* _Task objective_
Copy each line below in which the word "title" occurs.

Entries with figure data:
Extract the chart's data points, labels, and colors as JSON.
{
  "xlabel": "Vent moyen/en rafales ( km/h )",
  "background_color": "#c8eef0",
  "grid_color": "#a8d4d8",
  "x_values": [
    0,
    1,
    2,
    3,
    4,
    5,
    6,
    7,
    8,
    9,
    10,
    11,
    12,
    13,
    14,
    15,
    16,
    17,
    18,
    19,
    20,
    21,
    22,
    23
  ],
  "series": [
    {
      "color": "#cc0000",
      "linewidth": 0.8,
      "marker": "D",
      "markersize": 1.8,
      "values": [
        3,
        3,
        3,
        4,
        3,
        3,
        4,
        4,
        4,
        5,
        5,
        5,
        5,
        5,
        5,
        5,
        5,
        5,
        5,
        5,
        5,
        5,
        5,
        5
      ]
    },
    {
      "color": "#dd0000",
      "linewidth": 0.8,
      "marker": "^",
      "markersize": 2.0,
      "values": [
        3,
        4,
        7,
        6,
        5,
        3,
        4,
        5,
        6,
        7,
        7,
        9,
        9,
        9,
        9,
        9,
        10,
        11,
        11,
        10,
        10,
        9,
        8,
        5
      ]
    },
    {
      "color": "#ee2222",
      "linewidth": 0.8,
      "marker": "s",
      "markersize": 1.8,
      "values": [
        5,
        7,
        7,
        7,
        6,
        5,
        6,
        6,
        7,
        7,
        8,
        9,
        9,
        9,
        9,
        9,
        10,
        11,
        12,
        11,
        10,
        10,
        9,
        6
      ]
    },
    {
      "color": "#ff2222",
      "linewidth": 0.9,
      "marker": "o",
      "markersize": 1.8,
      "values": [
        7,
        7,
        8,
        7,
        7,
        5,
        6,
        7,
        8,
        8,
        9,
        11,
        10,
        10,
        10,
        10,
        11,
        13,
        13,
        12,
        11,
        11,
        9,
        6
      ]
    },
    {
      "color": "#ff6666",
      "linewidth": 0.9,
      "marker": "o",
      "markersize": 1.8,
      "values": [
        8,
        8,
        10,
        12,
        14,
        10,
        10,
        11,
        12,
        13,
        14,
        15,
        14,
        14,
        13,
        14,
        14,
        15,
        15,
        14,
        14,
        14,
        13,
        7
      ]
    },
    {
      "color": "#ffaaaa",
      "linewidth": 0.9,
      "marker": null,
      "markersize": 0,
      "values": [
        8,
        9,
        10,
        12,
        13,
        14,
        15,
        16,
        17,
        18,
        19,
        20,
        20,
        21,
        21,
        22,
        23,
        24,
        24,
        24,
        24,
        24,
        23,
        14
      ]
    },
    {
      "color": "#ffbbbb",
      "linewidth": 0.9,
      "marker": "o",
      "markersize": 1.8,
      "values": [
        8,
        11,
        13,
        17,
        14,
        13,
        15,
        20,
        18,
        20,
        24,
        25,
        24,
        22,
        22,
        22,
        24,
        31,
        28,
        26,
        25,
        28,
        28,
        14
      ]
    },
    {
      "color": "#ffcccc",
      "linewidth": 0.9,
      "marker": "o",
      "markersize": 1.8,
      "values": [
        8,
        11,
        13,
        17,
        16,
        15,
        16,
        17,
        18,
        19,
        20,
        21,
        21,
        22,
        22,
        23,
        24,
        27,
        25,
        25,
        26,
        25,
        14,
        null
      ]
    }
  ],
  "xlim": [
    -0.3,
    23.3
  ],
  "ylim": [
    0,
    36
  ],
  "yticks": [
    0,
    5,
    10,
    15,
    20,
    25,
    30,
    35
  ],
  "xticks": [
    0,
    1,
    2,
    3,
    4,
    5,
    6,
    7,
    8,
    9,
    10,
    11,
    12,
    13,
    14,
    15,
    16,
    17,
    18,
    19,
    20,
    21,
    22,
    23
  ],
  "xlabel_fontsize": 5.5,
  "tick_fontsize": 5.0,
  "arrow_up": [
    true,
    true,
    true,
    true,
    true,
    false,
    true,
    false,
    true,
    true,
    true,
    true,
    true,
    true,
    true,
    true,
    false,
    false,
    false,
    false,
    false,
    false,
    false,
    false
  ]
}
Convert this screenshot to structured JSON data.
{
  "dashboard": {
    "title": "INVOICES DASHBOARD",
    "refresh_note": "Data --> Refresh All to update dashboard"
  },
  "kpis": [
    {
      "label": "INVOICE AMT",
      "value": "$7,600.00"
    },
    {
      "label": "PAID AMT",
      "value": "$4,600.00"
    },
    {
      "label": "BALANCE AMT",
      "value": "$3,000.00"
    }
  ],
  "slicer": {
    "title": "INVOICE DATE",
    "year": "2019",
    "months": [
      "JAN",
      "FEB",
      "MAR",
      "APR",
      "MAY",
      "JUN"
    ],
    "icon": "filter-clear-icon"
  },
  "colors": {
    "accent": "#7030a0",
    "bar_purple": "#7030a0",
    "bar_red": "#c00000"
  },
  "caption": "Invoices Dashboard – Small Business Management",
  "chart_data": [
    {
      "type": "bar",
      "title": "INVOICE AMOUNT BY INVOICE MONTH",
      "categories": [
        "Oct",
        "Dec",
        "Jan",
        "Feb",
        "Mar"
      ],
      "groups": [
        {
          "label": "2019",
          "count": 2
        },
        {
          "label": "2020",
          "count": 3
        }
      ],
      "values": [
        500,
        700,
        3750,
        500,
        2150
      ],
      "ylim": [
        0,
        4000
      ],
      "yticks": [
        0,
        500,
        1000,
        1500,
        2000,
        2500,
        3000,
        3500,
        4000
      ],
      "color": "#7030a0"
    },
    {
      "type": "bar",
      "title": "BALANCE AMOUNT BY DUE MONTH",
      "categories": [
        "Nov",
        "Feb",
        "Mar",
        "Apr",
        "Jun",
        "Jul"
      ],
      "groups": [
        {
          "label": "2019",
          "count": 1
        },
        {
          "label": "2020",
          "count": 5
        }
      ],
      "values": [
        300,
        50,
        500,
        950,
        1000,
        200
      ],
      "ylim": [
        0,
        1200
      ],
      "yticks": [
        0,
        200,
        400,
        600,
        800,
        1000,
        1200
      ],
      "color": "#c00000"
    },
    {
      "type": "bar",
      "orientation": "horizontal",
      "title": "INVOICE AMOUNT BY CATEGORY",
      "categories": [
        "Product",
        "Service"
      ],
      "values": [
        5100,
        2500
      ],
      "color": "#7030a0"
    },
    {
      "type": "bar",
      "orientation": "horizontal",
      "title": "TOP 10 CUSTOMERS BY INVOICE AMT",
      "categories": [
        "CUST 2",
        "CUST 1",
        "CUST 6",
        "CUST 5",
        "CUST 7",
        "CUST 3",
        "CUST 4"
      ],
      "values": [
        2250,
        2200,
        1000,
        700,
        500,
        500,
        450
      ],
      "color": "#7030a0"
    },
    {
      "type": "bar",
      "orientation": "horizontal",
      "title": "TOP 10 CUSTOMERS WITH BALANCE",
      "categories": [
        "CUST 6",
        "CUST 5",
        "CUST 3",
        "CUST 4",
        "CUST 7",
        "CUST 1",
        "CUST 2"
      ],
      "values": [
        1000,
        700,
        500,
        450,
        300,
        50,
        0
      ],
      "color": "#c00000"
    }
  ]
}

* _Task response_
    "title": "INVOICES DASHBOARD",
    "title": "INVOICE DATE",
      "title": "INVOICE AMOUNT BY INVOICE MONTH",
      "title": "BALANCE AMOUNT BY DUE MONTH",
      "title": "INVOICE AMOUNT BY CATEGORY",
      "title": "TOP 10 CUSTOMERS BY INVOICE AMT",
      "title": "TOP 10 CUSTOMERS WITH BALANCE",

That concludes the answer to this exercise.